> Exercise goal
Below is some material; set it all down exactly, apart from the pictures.

> Records for the exercise
○ ○ ○

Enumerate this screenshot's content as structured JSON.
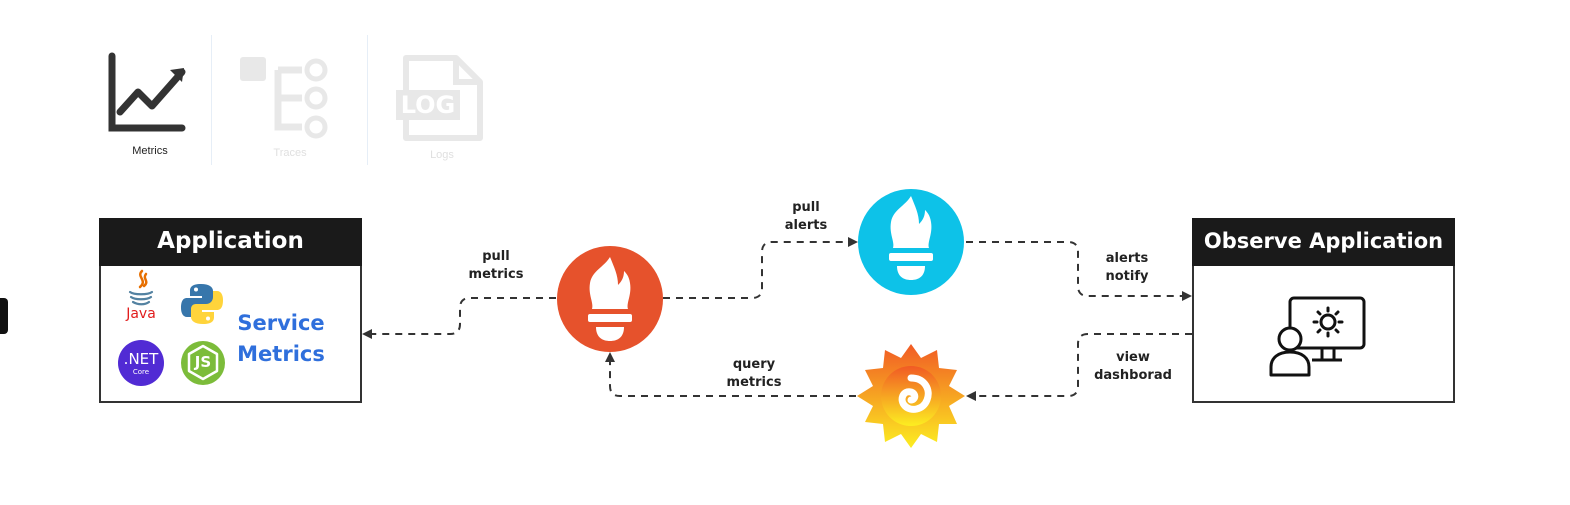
{
  "tabs": [
    {
      "label": "Metrics",
      "icon": "line-chart-icon",
      "active": true
    },
    {
      "label": "Traces",
      "icon": "trace-tree-icon",
      "active": false
    },
    {
      "label": "Logs",
      "icon": "log-file-icon",
      "active": false
    }
  ],
  "log_icon_text": "LOG",
  "application": {
    "title": "Application",
    "languages": [
      {
        "name": "Java",
        "icon": "java-icon"
      },
      {
        "name": "Python",
        "icon": "python-icon"
      },
      {
        "name": ".NET",
        "sub": "Core",
        "icon": "dotnet-core-icon"
      },
      {
        "name": "JS",
        "icon": "nodejs-icon"
      }
    ],
    "service_line1": "Service",
    "service_line2": "Metrics"
  },
  "observe": {
    "title": "Observe Application",
    "icon": "user-monitor-gear-icon"
  },
  "nodes": {
    "prometheus": {
      "icon": "prometheus-icon",
      "color": "#e6522c"
    },
    "alertmanager": {
      "icon": "alertmanager-icon",
      "color": "#0dc2e8"
    },
    "grafana": {
      "icon": "grafana-icon",
      "color": "#f7931e"
    }
  },
  "edges": {
    "pull_metrics": {
      "line1": "pull",
      "line2": "metrics"
    },
    "pull_alerts": {
      "line1": "pull",
      "line2": "alerts"
    },
    "alerts_notify": {
      "line1": "alerts",
      "line2": "notify"
    },
    "query_metrics": {
      "line1": "query",
      "line2": "metrics"
    },
    "view_dashboard": {
      "line1": "view",
      "line2": "dashborad"
    }
  }
}
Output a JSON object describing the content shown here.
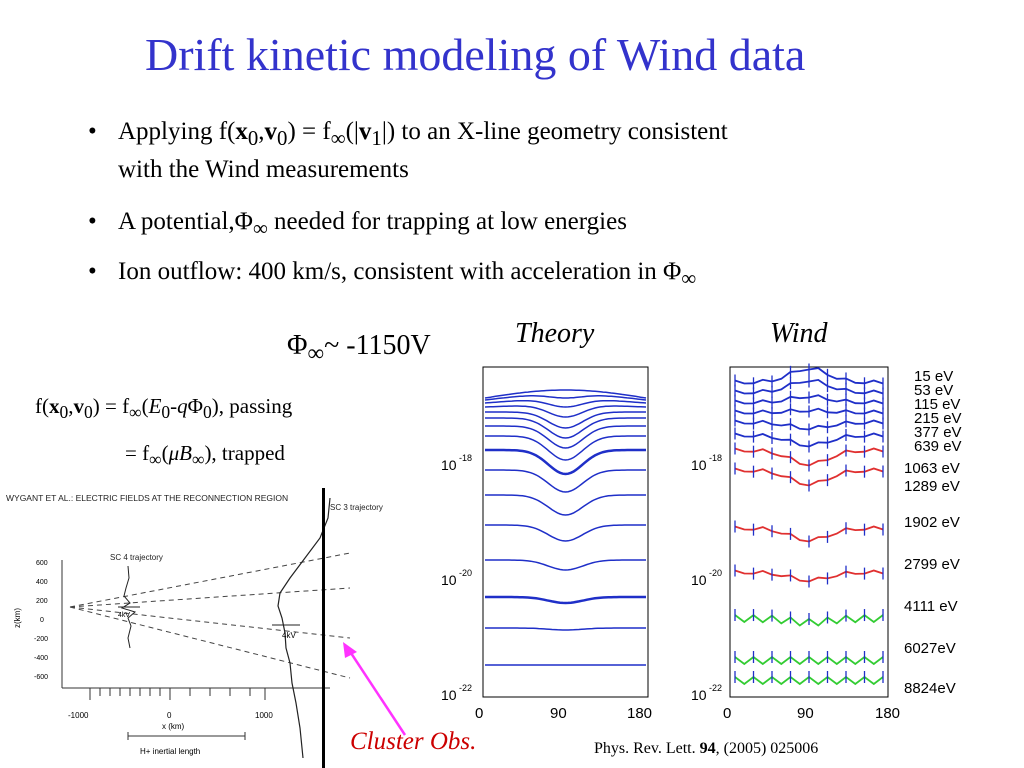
{
  "title": "Drift kinetic modeling of Wind data",
  "bullets": {
    "b1_pre": "Applying   f(",
    "b1_x": "x",
    "b1_sub0a": "0",
    "b1_comma": ",",
    "b1_v": "v",
    "b1_sub0b": "0",
    "b1_mid": ") = f",
    "b1_inf": "∞",
    "b1_open": "(|",
    "b1_v1": "v",
    "b1_sub1": "1",
    "b1_post": "|) to an X-line geometry consistent",
    "b1_line2": "with the Wind measurements",
    "b2_pre": "A potential,Φ",
    "b2_inf": "∞",
    "b2_post": " needed for trapping at low energies",
    "b3_pre": "Ion outflow: 400 km/s, consistent with acceleration in Φ",
    "b3_inf": "∞",
    "marker": "•"
  },
  "phi_label": {
    "phi": "Φ",
    "inf": "∞",
    "value": "~ -1150V"
  },
  "equations": {
    "passing_pre": "f(",
    "passing_x": "x",
    "passing_s0": "0",
    "passing_c": ",",
    "passing_v": "v",
    "passing_s0b": "0",
    "passing_mid": ") = f",
    "passing_inf": "∞",
    "passing_open": "(",
    "passing_E": "E",
    "passing_s0c": "0",
    "passing_minus": "-",
    "passing_q": "q",
    "passing_phi": "Φ",
    "passing_s0d": "0",
    "passing_post": "), passing",
    "trapped_pre": "= f",
    "trapped_inf": "∞",
    "trapped_open": "(",
    "trapped_mu": "μ",
    "trapped_B": "B",
    "trapped_binf": "∞",
    "trapped_post": "),  trapped"
  },
  "theory_label": "Theory",
  "wind_label": "Wind",
  "cluster_label": "Cluster Obs.",
  "citation": {
    "pre": "Phys. Rev. Lett. ",
    "vol": "94",
    "post": ", (2005)  025006"
  },
  "cluster_figure": {
    "header": "WYGANT ET AL.: ELECTRIC FIELDS AT THE RECONNECTION REGION",
    "sc3": "SC 3 trajectory",
    "sc4": "SC 4 trajectory",
    "ylabel": "z(km)",
    "xlabel": "x (km)",
    "yticks": [
      "600",
      "400",
      "200",
      "0",
      "-200",
      "-400",
      "-600"
    ],
    "xticks": [
      "-1000",
      "0",
      "1000"
    ],
    "kv_small": "4kV",
    "kv_large": "4kV",
    "inertial": "H+ inertial length"
  },
  "plot_axes": {
    "ytick_top": "10",
    "ytick_top_exp": "-18",
    "ytick_mid": "10",
    "ytick_mid_exp": "-20",
    "ytick_bot": "10",
    "ytick_bot_exp": "-22",
    "xticks": [
      "0",
      "90",
      "180"
    ]
  },
  "wind_energies": [
    "15 eV",
    "53 eV",
    "115 eV",
    "215 eV",
    "377 eV",
    "639 eV",
    "1063 eV",
    "1289 eV",
    "1902 eV",
    "2799 eV",
    "4111 eV",
    "6027eV",
    "8824eV"
  ],
  "colors": {
    "title": "#3333cc",
    "curve": "#1f2fc8",
    "red": "#e03030",
    "green": "#33cc33",
    "arrow": "#ff33ff",
    "cluster": "#cc0000"
  }
}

○ ○ ○

> Response to this task
Enumerate this screenshot's content as structured JSON.
{
  "tabs": [
    {
      "label": "Metrics",
      "icon": "line-chart-icon",
      "active": true
    },
    {
      "label": "Traces",
      "icon": "trace-tree-icon",
      "active": false
    },
    {
      "label": "Logs",
      "icon": "log-file-icon",
      "active": false
    }
  ],
  "log_icon_text": "LOG",
  "application": {
    "title": "Application",
    "languages": [
      {
        "name": "Java",
        "icon": "java-icon"
      },
      {
        "name": "Python",
        "icon": "python-icon"
      },
      {
        "name": ".NET",
        "sub": "Core",
        "icon": "dotnet-core-icon"
      },
      {
        "name": "JS",
        "icon": "nodejs-icon"
      }
    ],
    "service_line1": "Service",
    "service_line2": "Metrics"
  },
  "observe": {
    "title": "Observe Application",
    "icon": "user-monitor-gear-icon"
  },
  "nodes": {
    "prometheus": {
      "icon": "prometheus-icon",
      "color": "#e6522c"
    },
    "alertmanager": {
      "icon": "alertmanager-icon",
      "color": "#0dc2e8"
    },
    "grafana": {
      "icon": "grafana-icon",
      "color": "#f7931e"
    }
  },
  "edges": {
    "pull_metrics": {
      "line1": "pull",
      "line2": "metrics"
    },
    "pull_alerts": {
      "line1": "pull",
      "line2": "alerts"
    },
    "alerts_notify": {
      "line1": "alerts",
      "line2": "notify"
    },
    "query_metrics": {
      "line1": "query",
      "line2": "metrics"
    },
    "view_dashboard": {
      "line1": "view",
      "line2": "dashborad"
    }
  }
}
Output a JSON object describing the content shown here.
{
  "title": "Drift kinetic modeling of Wind data",
  "bullets": {
    "b1_pre": "Applying   f(",
    "b1_x": "x",
    "b1_sub0a": "0",
    "b1_comma": ",",
    "b1_v": "v",
    "b1_sub0b": "0",
    "b1_mid": ") = f",
    "b1_inf": "∞",
    "b1_open": "(|",
    "b1_v1": "v",
    "b1_sub1": "1",
    "b1_post": "|) to an X-line geometry consistent",
    "b1_line2": "with the Wind measurements",
    "b2_pre": "A potential,Φ",
    "b2_inf": "∞",
    "b2_post": " needed for trapping at low energies",
    "b3_pre": "Ion outflow: 400 km/s, consistent with acceleration in Φ",
    "b3_inf": "∞",
    "marker": "•"
  },
  "phi_label": {
    "phi": "Φ",
    "inf": "∞",
    "value": "~ -1150V"
  },
  "equations": {
    "passing_pre": "f(",
    "passing_x": "x",
    "passing_s0": "0",
    "passing_c": ",",
    "passing_v": "v",
    "passing_s0b": "0",
    "passing_mid": ") = f",
    "passing_inf": "∞",
    "passing_open": "(",
    "passing_E": "E",
    "passing_s0c": "0",
    "passing_minus": "-",
    "passing_q": "q",
    "passing_phi": "Φ",
    "passing_s0d": "0",
    "passing_post": "), passing",
    "trapped_pre": "= f",
    "trapped_inf": "∞",
    "trapped_open": "(",
    "trapped_mu": "μ",
    "trapped_B": "B",
    "trapped_binf": "∞",
    "trapped_post": "),  trapped"
  },
  "theory_label": "Theory",
  "wind_label": "Wind",
  "cluster_label": "Cluster Obs.",
  "citation": {
    "pre": "Phys. Rev. Lett. ",
    "vol": "94",
    "post": ", (2005)  025006"
  },
  "cluster_figure": {
    "header": "WYGANT ET AL.: ELECTRIC FIELDS AT THE RECONNECTION REGION",
    "sc3": "SC 3 trajectory",
    "sc4": "SC 4 trajectory",
    "ylabel": "z(km)",
    "xlabel": "x (km)",
    "yticks": [
      "600",
      "400",
      "200",
      "0",
      "-200",
      "-400",
      "-600"
    ],
    "xticks": [
      "-1000",
      "0",
      "1000"
    ],
    "kv_small": "4kV",
    "kv_large": "4kV",
    "inertial": "H+ inertial length"
  },
  "plot_axes": {
    "ytick_top": "10",
    "ytick_top_exp": "-18",
    "ytick_mid": "10",
    "ytick_mid_exp": "-20",
    "ytick_bot": "10",
    "ytick_bot_exp": "-22",
    "xticks": [
      "0",
      "90",
      "180"
    ]
  },
  "wind_energies": [
    "15 eV",
    "53 eV",
    "115 eV",
    "215 eV",
    "377 eV",
    "639 eV",
    "1063 eV",
    "1289 eV",
    "1902 eV",
    "2799 eV",
    "4111 eV",
    "6027eV",
    "8824eV"
  ],
  "colors": {
    "title": "#3333cc",
    "curve": "#1f2fc8",
    "red": "#e03030",
    "green": "#33cc33",
    "arrow": "#ff33ff",
    "cluster": "#cc0000"
  }
}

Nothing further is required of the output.